» Requirements
[1] Transcribe the passage on Amazon rainfall bias in climate models, covering the stretch from "Amazonia’s rainforest plays" through "in global water and carbon cycles.".
[2] Take the stretch of the records from their start through the line containing "column-header-summary-label: ملخص —" and write it out again, substituting "booking-status" for "cell-status" with nothing else altered. Return only those lines.

» Passage provided
▬▬▬

This study investigates the causes of pronounced low precipitation bias over Amazonia in the Community Atmosphere Model version 5 (CAM5), a common feature in many global climate models including DOE’s E3SM. The analysis is based on a suite of 3-day long hindcasts starting every day at 00Z from 1997 to 2012, and an AMIP simulation for the same period. The goal is to improve the understanding of the rainfall biases at a process level by linking the systematic model biases to potential deficiencies in model parameterizations.

Impact

Amazonia’s rainforest plays a major role in the global water and carbon cycles. Nevertheless, most contemporary global climate models have difficulty in simulating precipitation over Amazonia. A better understanding of the causes of precipitation biases could reduce the uncertainty in predicting future changes in global water and carbon cycles.

▬▬▬

» Data to use
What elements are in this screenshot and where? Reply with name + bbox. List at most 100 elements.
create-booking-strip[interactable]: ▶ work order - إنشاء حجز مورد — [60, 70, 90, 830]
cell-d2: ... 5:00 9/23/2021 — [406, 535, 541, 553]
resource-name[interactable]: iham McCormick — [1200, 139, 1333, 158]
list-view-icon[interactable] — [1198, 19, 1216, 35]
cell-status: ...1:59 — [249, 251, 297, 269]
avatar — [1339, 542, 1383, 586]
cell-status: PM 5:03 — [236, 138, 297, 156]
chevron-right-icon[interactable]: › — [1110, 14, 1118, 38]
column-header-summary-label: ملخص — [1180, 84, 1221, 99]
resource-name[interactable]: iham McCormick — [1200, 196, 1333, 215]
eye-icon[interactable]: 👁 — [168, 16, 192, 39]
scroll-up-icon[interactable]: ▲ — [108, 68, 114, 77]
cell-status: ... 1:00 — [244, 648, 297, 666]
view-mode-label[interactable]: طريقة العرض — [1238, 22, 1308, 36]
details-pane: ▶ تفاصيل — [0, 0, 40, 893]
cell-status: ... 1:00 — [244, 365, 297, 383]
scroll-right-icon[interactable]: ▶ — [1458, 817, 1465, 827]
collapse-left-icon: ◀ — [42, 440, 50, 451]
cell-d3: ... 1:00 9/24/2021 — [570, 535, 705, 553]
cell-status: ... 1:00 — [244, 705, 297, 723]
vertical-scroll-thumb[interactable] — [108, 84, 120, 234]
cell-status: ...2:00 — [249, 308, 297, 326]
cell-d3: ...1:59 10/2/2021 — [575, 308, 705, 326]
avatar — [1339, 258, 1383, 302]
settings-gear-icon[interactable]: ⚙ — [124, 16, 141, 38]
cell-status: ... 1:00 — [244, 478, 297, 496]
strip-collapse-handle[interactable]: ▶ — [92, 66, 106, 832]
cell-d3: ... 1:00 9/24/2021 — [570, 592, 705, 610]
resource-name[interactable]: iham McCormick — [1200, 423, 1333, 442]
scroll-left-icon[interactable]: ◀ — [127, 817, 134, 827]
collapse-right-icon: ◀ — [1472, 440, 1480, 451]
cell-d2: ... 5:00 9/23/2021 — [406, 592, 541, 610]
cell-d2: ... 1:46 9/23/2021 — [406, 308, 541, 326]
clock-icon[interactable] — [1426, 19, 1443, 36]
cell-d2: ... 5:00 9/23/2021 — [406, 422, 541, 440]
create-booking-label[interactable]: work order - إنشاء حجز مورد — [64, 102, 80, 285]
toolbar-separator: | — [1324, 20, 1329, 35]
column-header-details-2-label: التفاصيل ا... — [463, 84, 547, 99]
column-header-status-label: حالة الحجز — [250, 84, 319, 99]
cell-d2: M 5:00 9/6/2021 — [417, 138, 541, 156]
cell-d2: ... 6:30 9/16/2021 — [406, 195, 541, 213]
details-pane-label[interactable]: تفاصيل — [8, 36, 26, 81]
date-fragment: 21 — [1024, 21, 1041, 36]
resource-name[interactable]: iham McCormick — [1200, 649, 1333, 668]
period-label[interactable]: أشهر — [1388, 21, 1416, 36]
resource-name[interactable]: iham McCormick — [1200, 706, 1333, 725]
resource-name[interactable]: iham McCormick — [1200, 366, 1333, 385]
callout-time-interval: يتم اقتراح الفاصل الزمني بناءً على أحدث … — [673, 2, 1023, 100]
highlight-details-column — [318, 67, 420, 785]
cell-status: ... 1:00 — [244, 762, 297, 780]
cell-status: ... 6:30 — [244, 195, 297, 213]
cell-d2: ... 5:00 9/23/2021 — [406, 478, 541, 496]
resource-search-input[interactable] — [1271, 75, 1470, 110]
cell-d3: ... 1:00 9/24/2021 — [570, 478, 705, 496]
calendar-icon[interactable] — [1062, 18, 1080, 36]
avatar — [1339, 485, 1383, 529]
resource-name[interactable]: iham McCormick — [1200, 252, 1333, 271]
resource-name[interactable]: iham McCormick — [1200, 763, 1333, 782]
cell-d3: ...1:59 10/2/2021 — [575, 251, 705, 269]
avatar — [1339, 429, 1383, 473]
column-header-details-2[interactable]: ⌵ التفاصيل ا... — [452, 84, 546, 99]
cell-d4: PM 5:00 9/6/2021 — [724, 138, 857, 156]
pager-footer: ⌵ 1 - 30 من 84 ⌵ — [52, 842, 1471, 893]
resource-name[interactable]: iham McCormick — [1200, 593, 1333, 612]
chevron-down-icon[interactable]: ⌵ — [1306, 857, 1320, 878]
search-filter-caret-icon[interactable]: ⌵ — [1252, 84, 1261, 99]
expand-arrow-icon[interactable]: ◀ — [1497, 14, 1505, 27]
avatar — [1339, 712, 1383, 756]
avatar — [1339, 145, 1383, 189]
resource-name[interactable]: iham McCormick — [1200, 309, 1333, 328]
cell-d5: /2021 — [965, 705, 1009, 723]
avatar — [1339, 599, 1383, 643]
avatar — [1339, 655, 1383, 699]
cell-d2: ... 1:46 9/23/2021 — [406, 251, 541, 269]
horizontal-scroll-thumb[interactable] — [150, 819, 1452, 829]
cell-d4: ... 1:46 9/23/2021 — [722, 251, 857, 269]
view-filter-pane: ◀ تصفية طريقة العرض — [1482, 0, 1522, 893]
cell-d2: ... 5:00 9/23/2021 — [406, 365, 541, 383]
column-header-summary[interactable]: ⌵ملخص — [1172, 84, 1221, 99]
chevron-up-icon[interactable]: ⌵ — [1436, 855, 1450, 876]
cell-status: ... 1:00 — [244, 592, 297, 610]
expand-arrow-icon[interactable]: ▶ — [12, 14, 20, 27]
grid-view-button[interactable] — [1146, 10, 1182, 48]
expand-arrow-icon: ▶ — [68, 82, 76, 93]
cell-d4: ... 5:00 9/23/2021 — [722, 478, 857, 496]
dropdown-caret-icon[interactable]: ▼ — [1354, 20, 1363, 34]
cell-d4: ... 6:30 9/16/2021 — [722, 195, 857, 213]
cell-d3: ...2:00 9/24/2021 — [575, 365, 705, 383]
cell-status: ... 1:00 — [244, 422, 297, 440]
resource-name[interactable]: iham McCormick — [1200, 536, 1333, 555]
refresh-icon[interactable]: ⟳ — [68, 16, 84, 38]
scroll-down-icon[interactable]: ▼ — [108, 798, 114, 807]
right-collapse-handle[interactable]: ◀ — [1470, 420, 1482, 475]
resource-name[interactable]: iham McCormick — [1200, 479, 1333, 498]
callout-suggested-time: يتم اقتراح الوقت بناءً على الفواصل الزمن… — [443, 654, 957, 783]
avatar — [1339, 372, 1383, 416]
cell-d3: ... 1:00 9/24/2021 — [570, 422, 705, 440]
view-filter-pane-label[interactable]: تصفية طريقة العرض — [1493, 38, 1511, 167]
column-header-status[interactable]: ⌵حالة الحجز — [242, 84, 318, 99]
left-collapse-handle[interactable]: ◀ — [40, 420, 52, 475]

▬▬▬

» Answers
[1]
Amazonia’s rainforest plays a major role in the global water and carbon cycles. Nevertheless, most contemporary global climate models have difficulty in simulating precipitation over Amazonia. A better understanding of the causes of precipitation biases could reduce the uncertainty in predicting future changes in global water and carbon cycles.

[2]
What elements are in this screenshot and where? Reply with name + bbox. List at most 100 elements.
create-booking-strip[interactable]: ▶ work order - إنشاء حجز مورد — [60, 70, 90, 830]
cell-d2: ... 5:00 9/23/2021 — [406, 535, 541, 553]
resource-name[interactable]: iham McCormick — [1200, 139, 1333, 158]
list-view-icon[interactable] — [1198, 19, 1216, 35]
booking-status: ...1:59 — [249, 251, 297, 269]
avatar — [1339, 542, 1383, 586]
booking-status: PM 5:03 — [236, 138, 297, 156]
chevron-right-icon[interactable]: › — [1110, 14, 1118, 38]
column-header-summary-label: ملخص — [1180, 84, 1221, 99]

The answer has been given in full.